===== INPUT MATERIAL
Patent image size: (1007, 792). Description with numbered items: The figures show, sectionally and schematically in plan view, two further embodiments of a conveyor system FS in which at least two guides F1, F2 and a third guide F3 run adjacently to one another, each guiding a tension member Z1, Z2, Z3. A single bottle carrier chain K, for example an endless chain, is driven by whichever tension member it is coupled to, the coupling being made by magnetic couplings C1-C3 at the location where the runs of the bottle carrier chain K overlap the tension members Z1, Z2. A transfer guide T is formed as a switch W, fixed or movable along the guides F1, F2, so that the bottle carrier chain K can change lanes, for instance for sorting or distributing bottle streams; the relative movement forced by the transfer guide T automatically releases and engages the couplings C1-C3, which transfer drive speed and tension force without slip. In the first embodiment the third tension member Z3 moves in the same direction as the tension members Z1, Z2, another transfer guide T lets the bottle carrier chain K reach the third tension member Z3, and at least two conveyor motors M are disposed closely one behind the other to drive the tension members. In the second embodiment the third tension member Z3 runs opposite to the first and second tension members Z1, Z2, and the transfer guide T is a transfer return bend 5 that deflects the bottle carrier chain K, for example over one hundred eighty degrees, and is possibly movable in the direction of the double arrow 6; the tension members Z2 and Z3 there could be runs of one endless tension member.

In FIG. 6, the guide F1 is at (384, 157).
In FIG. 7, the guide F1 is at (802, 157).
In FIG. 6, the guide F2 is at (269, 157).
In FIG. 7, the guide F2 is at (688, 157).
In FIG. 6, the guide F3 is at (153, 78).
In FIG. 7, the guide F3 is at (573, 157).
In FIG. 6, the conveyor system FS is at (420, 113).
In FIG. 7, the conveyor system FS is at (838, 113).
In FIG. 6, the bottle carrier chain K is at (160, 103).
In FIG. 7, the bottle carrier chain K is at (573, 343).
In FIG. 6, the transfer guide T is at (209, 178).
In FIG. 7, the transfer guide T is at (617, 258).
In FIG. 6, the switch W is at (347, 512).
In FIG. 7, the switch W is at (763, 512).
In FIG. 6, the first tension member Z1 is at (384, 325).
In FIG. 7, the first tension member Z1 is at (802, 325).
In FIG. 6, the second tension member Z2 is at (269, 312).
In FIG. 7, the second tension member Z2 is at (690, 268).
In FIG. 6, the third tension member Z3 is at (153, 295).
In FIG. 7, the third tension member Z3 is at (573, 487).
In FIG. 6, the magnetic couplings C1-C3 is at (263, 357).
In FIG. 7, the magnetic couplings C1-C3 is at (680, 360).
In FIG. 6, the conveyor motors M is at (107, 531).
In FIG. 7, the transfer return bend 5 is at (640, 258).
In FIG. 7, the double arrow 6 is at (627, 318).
==========
Give the lines from the start of the listing through the line containing "In FIG. 7, the bottle", both included, as a JSON list of strings with one string per line. Leave out blank lines.

• **FULL SOLUTION**:
[
  "Patent image size: (1007, 792). Description with numbered items: The figures show, sectionally and schematically in plan view, two further embodiments of a conveyor system FS in which at least two guides F1, F2 and a third guide F3 run adjacently to one another, each guiding a tension member Z1, Z2, Z3. A single bottle carrier chain K, for example an endless chain, is driven by whichever tension member it is coupled to, the coupling being made by magnetic couplings C1-C3 at the location where the runs of the bottle carrier chain K overlap the tension members Z1, Z2. A transfer guide T is formed as a switch W, fixed or movable along the guides F1, F2, so that the bottle carrier chain K can change lanes, for instance for sorting or distributing bottle streams; the relative movement forced by the transfer guide T automatically releases and engages the couplings C1-C3, which transfer drive speed and tension force without slip. In the first embodiment the third tension member Z3 moves in the same direction as the tension members Z1, Z2, another transfer guide T lets the bottle carrier chain K reach the third tension member Z3, and at least two conveyor motors M are disposed closely one behind the other to drive the tension members. In the second embodiment the third tension member Z3 runs opposite to the first and second tension members Z1, Z2, and the transfer guide T is a transfer return bend 5 that deflects the bottle carrier chain K, for example over one hundred eighty degrees, and is possibly movable in the direction of the double arrow 6; the tension members Z2 and Z3 there could be runs of one endless tension member.",
  "In FIG. 6, the guide F1 is at (384, 157).",
  "In FIG. 7, the guide F1 is at (802, 157).",
  "In FIG. 6, the guide F2 is at (269, 157).",
  "In FIG. 7, the guide F2 is at (688, 157).",
  "In FIG. 6, the guide F3 is at (153, 78).",
  "In FIG. 7, the guide F3 is at (573, 157).",
  "In FIG. 6, the conveyor system FS is at (420, 113).",
  "In FIG. 7, the conveyor system FS is at (838, 113).",
  "In FIG. 6, the bottle carrier chain K is at (160, 103).",
  "In FIG. 7, the bottle carrier chain K is at (573, 343)."
]